(A block of data)
******************************
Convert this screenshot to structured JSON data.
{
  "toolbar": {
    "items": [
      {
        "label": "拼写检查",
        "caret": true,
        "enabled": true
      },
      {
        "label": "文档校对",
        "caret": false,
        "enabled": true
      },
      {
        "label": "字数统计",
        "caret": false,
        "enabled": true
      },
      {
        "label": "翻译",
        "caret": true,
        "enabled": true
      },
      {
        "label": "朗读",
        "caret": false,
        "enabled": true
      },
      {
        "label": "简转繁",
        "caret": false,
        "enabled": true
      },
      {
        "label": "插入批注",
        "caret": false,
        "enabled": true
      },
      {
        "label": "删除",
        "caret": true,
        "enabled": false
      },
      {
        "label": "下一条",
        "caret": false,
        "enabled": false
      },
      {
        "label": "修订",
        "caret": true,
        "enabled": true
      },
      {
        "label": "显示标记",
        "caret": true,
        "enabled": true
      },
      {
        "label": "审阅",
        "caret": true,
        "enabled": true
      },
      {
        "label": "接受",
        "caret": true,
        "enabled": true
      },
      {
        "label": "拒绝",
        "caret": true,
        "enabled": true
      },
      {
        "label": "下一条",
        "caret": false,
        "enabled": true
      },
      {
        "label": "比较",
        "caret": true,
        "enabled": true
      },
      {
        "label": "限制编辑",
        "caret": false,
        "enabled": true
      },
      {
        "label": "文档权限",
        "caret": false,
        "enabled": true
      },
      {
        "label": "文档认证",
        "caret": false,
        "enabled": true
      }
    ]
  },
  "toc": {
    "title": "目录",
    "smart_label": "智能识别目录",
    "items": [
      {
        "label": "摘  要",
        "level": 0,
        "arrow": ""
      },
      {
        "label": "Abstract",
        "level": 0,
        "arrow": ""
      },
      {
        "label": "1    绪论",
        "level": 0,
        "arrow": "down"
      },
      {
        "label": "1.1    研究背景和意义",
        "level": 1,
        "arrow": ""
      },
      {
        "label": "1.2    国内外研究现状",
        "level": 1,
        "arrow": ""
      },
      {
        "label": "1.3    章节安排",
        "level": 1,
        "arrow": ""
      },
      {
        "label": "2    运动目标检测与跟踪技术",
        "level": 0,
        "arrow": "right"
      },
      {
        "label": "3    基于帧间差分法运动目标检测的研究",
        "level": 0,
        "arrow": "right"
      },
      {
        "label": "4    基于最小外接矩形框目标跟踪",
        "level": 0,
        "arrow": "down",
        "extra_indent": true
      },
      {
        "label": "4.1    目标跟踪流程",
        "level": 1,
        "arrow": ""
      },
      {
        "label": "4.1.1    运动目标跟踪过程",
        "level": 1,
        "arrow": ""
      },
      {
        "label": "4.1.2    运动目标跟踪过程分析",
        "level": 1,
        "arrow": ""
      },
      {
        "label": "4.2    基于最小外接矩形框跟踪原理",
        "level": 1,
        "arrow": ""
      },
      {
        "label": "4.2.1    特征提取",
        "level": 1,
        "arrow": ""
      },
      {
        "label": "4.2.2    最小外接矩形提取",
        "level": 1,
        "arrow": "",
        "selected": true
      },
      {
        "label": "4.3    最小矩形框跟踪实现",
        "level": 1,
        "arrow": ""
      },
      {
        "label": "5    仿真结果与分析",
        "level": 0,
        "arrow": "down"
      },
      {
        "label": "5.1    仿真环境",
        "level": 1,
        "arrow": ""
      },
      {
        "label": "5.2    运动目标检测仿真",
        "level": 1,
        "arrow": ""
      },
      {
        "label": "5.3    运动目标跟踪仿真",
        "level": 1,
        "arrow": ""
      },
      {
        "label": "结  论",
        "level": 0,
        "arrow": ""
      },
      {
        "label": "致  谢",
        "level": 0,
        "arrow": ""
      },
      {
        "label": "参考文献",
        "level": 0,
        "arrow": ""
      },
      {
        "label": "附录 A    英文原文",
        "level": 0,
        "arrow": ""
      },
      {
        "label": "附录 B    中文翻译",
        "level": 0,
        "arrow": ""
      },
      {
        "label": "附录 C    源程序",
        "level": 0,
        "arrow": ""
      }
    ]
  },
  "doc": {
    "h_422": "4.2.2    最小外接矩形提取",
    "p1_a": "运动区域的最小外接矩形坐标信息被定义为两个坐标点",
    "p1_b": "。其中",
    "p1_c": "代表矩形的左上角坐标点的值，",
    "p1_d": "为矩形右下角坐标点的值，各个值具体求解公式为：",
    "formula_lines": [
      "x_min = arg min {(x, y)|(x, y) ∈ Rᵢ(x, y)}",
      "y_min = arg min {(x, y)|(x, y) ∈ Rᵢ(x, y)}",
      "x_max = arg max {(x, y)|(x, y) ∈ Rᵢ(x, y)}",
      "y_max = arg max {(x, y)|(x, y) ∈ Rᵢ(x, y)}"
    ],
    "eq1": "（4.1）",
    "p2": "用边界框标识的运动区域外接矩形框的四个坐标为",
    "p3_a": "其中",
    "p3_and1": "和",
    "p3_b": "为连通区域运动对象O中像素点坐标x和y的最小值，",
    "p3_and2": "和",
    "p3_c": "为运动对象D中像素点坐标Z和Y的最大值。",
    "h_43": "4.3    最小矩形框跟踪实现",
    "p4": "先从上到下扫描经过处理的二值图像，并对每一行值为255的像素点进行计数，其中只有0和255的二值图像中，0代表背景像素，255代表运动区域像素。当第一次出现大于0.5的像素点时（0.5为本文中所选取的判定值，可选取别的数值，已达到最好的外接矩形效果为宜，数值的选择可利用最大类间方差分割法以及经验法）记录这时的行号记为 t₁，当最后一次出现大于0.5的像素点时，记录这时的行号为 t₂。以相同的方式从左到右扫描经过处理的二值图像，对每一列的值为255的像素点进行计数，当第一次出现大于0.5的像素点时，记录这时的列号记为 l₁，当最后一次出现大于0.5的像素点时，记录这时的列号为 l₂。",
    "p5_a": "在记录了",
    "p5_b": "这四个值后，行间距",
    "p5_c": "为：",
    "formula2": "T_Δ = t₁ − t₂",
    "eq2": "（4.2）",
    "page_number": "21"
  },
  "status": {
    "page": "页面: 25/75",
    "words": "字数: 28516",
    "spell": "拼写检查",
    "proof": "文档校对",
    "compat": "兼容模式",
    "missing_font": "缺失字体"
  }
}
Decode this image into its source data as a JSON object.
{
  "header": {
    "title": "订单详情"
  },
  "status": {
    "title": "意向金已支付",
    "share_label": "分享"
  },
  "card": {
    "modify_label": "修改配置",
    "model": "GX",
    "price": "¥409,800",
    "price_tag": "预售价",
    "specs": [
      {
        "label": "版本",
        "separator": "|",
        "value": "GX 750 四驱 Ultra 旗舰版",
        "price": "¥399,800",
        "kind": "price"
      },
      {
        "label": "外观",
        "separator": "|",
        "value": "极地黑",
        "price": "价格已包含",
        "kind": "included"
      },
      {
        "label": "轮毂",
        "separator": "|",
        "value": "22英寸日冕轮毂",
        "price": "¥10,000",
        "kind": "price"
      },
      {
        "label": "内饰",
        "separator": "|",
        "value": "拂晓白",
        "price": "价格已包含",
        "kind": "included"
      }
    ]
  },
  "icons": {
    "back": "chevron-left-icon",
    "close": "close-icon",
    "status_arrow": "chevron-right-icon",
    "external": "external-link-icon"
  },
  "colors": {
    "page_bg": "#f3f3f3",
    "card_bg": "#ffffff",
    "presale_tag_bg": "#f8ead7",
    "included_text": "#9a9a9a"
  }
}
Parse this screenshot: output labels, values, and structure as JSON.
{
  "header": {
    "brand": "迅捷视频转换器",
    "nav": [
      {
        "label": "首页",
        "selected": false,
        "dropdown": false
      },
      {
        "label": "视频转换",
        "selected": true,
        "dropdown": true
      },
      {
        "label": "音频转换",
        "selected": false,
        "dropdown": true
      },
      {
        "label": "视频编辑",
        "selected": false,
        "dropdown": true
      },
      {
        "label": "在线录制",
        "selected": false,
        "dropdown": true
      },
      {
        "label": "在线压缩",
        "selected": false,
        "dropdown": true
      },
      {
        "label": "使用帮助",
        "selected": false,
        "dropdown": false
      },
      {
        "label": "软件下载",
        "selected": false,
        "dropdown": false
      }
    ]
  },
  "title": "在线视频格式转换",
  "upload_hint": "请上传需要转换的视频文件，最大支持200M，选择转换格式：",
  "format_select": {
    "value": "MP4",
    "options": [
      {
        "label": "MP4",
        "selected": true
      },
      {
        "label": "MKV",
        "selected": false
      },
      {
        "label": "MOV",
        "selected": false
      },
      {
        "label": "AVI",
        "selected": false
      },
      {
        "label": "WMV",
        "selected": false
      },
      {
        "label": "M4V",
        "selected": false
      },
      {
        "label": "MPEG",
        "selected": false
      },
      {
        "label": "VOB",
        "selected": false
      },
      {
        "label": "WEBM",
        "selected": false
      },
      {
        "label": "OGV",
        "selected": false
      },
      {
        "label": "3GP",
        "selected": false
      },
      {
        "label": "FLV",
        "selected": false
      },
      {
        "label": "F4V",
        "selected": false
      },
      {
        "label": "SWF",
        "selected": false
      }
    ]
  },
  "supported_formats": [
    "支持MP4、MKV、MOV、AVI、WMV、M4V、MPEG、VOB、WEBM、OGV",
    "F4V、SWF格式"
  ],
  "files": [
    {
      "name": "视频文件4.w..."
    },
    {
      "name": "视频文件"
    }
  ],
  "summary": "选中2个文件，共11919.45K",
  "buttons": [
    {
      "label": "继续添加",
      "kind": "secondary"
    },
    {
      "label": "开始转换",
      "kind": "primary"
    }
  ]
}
******************************
_WORK REQUIRED_. Show the lines where the word "title" appears in the entries.

_ANSWER TO THE TASK_.
    "title": "目录",
    "title": "订单详情"
    "title": "意向金已支付",
  "title": "在线视频格式转换",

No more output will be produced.